Provided text
▬▬▬▬▬▬▬▬▬▬
OS maps for this walk

OS Explorer 105 OS Explorer 105 (laminated version)

Click or tap on map for more info (blue=laminated)


  • Views over the creeks of Carrick Roads
  • The ivy-clad ruined church tower at Old Kea
  • Wildflowers throughout the spring including snowdrops, daffodils, primroses and bluebells


  1. If the tide is out, facing the river, turn right and follow along the shoreline until you reach a waymark where a track descends to meet the path along the water's edge. If the tide is fully in, making it impossible to follow the shoreline, then follow the track marked with the Public Footpath sign to Lower Lanner Farm which goes up, then along, then down to rejoin the path at the waymark by the water's edge.

    The village of Coombe and much of the surrounding land is owned by The Tregothnan Estate (of Lord Falmouth). Coombe had no road access until 1926 and for centuries was occupied by two ancient Cornish families (Gunn and Ferris) and so was alternatively known as the "Gunn Valley" (as Coombe just means "valley"). A stone enclosure part-way down the creek is thought to be the remains of a mediaeval oyster keep.
▬▬▬▬▬▬▬▬▬▬
Supplied data
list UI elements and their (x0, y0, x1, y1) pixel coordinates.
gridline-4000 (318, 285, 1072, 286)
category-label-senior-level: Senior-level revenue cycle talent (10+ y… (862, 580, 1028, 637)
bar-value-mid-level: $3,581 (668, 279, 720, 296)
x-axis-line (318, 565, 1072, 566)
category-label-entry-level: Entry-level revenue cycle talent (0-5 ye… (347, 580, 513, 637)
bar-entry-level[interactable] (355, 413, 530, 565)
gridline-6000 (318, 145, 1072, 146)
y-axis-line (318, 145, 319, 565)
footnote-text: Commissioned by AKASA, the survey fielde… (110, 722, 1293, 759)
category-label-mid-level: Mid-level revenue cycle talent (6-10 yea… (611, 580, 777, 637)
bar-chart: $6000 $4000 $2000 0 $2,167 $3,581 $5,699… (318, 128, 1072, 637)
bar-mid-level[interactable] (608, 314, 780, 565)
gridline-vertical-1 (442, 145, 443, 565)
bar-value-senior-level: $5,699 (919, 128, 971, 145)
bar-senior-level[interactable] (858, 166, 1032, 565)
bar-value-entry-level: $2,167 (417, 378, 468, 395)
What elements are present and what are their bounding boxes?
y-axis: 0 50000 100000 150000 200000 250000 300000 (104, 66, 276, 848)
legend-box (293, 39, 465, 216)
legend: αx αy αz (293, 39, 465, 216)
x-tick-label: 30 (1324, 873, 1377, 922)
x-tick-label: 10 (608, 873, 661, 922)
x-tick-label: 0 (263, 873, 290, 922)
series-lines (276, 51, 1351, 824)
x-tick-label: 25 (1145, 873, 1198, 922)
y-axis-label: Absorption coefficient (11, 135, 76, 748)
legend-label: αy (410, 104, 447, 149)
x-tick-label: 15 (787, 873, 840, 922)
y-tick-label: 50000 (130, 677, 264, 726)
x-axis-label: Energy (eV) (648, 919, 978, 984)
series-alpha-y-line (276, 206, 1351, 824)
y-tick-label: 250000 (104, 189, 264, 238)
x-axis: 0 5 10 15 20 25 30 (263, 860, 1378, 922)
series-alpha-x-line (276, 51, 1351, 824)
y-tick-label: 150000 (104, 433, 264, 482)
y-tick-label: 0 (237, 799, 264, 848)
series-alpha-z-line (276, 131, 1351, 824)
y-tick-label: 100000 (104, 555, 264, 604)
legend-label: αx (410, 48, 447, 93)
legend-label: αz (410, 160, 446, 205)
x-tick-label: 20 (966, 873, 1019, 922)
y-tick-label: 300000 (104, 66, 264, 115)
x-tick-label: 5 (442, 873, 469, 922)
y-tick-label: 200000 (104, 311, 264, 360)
▬▬▬▬▬▬▬▬▬▬
Work to complete
A) Rewrite the paragraph of the walk description beginning "The village of Coombe" as a short bulleted list that keeps its main facts.
B) According to the walk description, which two ancient Cornish families occupied Coombe for centuries?
C) Carry on the walk description from its last sentence, in the same style.

Answer list
A)
- Coombe and much of the land around it belong to The Tregothnan Estate (of Lord Falmouth).
- Coombe had no road access until 1926.
- For centuries two ancient Cornish families, Gunn and Ferris, lived there, so it was also called the "Gunn Valley" ("Coombe" means "valley").
- A stone enclosure part-way down the creek is thought to be the remains of a mediaeval oyster keep.

B) The Gunn and Ferris families.

C)
  2. Follow the waymarked path along the edge of the creek until you reach the point where the path turns away from the creek.

    Over 400 years ago, plums were discovered growing beside Cowlands Creek on land owned by the Tregothnan Estate. Soon this had been multiplied into a number of small orchards and by the 19th Century, pickers would arrive by steamer to help with harvest. This was done my shaking the tree to ensure only ripe plums were harvesting. Since some of the plum trees overhung Cowlands Creek, boats needed to be positioned beneath the tree to catch falling plums. The plums were stored in baskets lined with ferns to allow air circulation and protect the fruit from any mould.

  3. Follow the path uphill to a waymark and turn left past the Turn-a-Penny sign then follow along the hedge to join a path and reach a stile.

    In the late 20th Century, the Kea Plum was largely forgotten. A number of trees still grew in back gardens in Coombe but the fruit was just used by tenants living in the cottages. In the 21st Century, interest in reviving heritage varieties of fruit and veg has generated a market for the Kea Plum. Residents were contacted by the Tregothnan Estate to inform them that their fruit belonged to the estate who now once again collect the plums each year. Tregothnan sells Kea plum jam and frozen plums online and is working on making the area a Protected Designation of Origin.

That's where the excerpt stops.